--- Extrait du document ---

==========

Les analyses ont d’abord permis de montrer que les mères face aux enfants réagissent plus que les enfants face à elles (tous les enfants confondus). En revanche, si nous comparons les réactions de la personne extérieure à la famille face aux l’enfant et les réactions de l’enfant face à cette personne extérieure, le nombre d’événements est supérieur avec l’enfant. Et si nous comparons les réactions de la mère face à l’enfant et les réactions de la personne extérieure à la famille face à cet enfant, nous remarquons que le nombre d’interactions est bien moindre avec cette dernière.

Lorsque nous comparons les interactions en inter-groupes en distinguant les trois groupes d’enfants (« standards », « déficients visuels » et « déficients visuels avec un handicap associé »), nous observons qu’avec le groupe d’enfants « déficients visuels », toutes les interactions, quel que soit l’acteur, sont beaucoup plus nombreuses que dans les autres groupes. Puis le groupe d’enfants « standards » arrive en second et enfin, très loin derrière, se situe le groupe d’enfants « déficients visuels avec un handicap associé ».

Lorsque nous effectuons une comparaison intra-groupes, les enfants réagissent beaucoup avec leur mère et nettement moins avec la personne extérieure à la famille. La différence est importante.

Le nombre des interactions avec les pères aussi (pour les trois enfants « déficients visuels ») sont moins nombreuses qu’avec les mères (que ce soit du côté de l’enfant ou du côté de l’adulte). La personne extérieure à la famille arrive toujours en dernière position.

Toujours dans le groupe d’enfants « déficients visuels », il existe une différence entre les trois enfants. Avec le plus jeune d’entre eux, les interactions (côté enfant et côté adultes) sont deux fois moins nombreuses qu’avec les deux autres enfants. Ainsi, l’âge de l’enfant influerait sur la quantité et la qualité de l’interaction. Cette influence de l’âge des enfants se retrouve aussi lorsque nous considérons les réactions de l’enfant face à la personne extérieure à la famille.

==========

--- Lignes de données ---
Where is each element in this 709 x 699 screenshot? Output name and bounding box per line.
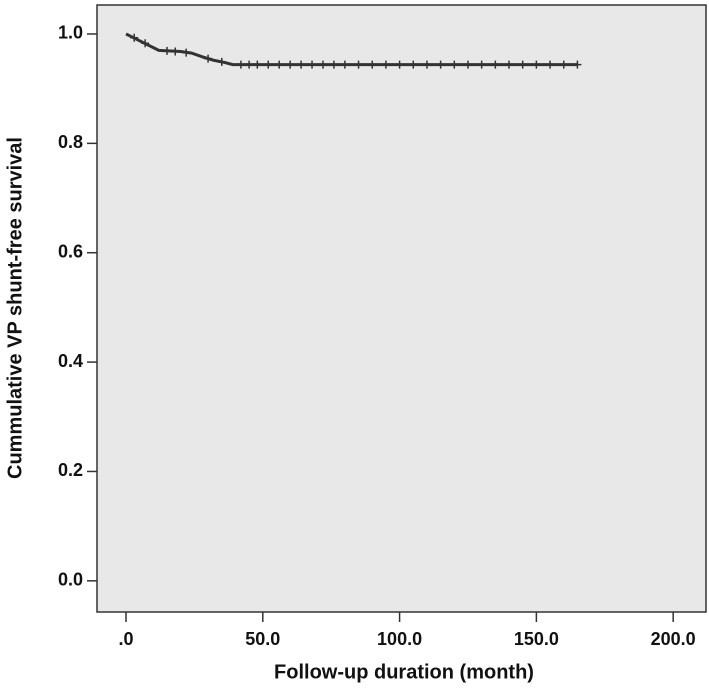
- censor-mark: [275, 60, 284, 69]
- y-axis-label: Cummulative VP shunt-free survival: [4, 137, 26, 479]
- censor-mark: [236, 60, 245, 69]
- censor-mark: [368, 60, 377, 69]
- y-tick-label: 0.4: [58, 351, 83, 371]
- censor-mark: [409, 60, 418, 69]
- censor-mark: [422, 60, 431, 69]
- y-tick-label: 0.0: [58, 570, 83, 590]
- x-axis-label: Follow-up duration (month): [274, 661, 534, 683]
- censor-mark: [532, 60, 541, 69]
- censor-mark: [141, 39, 150, 48]
- x-tick-label: 100.0: [377, 629, 422, 649]
- censor-mark: [245, 60, 254, 69]
- y-tick-label: 0.6: [58, 241, 83, 261]
- censor-mark: [329, 60, 338, 69]
- censor-mark: [505, 60, 514, 69]
- censor-mark: [559, 60, 568, 69]
- censor-mark: [518, 60, 527, 69]
- x-tick-label: 200.0: [651, 629, 696, 649]
- censor-mark: [204, 54, 213, 63]
- censor-mark: [354, 60, 363, 69]
- y-tick-label: 1.0: [58, 23, 83, 43]
- y-tick-label: 0.2: [58, 460, 83, 480]
- censor-mark: [286, 60, 295, 69]
- censor-mark: [477, 60, 486, 69]
- censor-mark: [297, 60, 306, 69]
- censor-mark: [395, 60, 404, 69]
- censor-mark: [130, 33, 139, 42]
- y-tick-label: 0.8: [58, 132, 83, 152]
- censor-mark: [463, 60, 472, 69]
- censor-mark: [163, 46, 172, 55]
- censor-mark: [182, 48, 191, 57]
- censor-mark: [340, 60, 349, 69]
- x-tick-label: .0: [118, 629, 133, 649]
- censor-mark: [573, 60, 582, 69]
- censor-mark: [171, 47, 180, 56]
- x-tick-label: 50.0: [245, 629, 280, 649]
- censor-mark: [491, 60, 500, 69]
- plot-area: [96, 4, 707, 613]
- censor-mark: [318, 60, 327, 69]
- censor-mark: [450, 60, 459, 69]
- censor-mark: [546, 60, 555, 69]
- x-tick-label: 150.0: [514, 629, 559, 649]
- censor-mark: [253, 60, 262, 69]
- censor-mark: [436, 60, 445, 69]
- censor-mark: [381, 60, 390, 69]
- censor-mark: [308, 60, 317, 69]
- censor-mark: [217, 57, 226, 66]
- censor-mark: [264, 60, 273, 69]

==========

--- Consigne A ---
Recopiez le passage de l'extrait sur les interactions entre enfants et adultes qui commence à « Lorsque nous effectuons » et se termine à « en dernière position. ».
--- Consigne B ---
Poursuivez l'extrait sur les interactions entre enfants et adultes à partir de sa dernière phrase.
Les lignes ne jouent aucun rôle dans ce travail.

--- Réponse attendue A ---
Lorsque nous effectuons une comparaison intra-groupes, les enfants réagissent beaucoup avec leur mère et nettement moins avec la personne extérieure à la famille. La différence est importante.

Le nombre des interactions avec les pères aussi (pour les trois enfants « déficients visuels ») sont moins nombreuses qu’avec les mères (que ce soit du côté de l’enfant ou du côté de l’adulte). La personne extérieure à la famille arrive toujours en dernière position.

--- Réponse attendue B ---
Peu d’effets (simples ou d’interaction) sont relevés lorsque les interactions sont considérées dans leur globalité. Parmi eux, seul l’effet « âge » montre une tendance lorsque nous considérons les réactions de l’enfant face à la personne extérieure à la famille. Les enfants plus âgés réagissent plus face à cet adulte.

Ainsi, lorsque nous considérons la communication de façon globale, l’hypothèse présentée selon laquelle « plus l’enfant est handicapé et plus la mère est dynamique et directive pour combler le déficit de son enfant » n’est pas démontrée. Mais si nous considérons la fréquence des interactions, nous observons que la mère réagit toujours plus par rapport à l’enfant (tous les enfants confondus).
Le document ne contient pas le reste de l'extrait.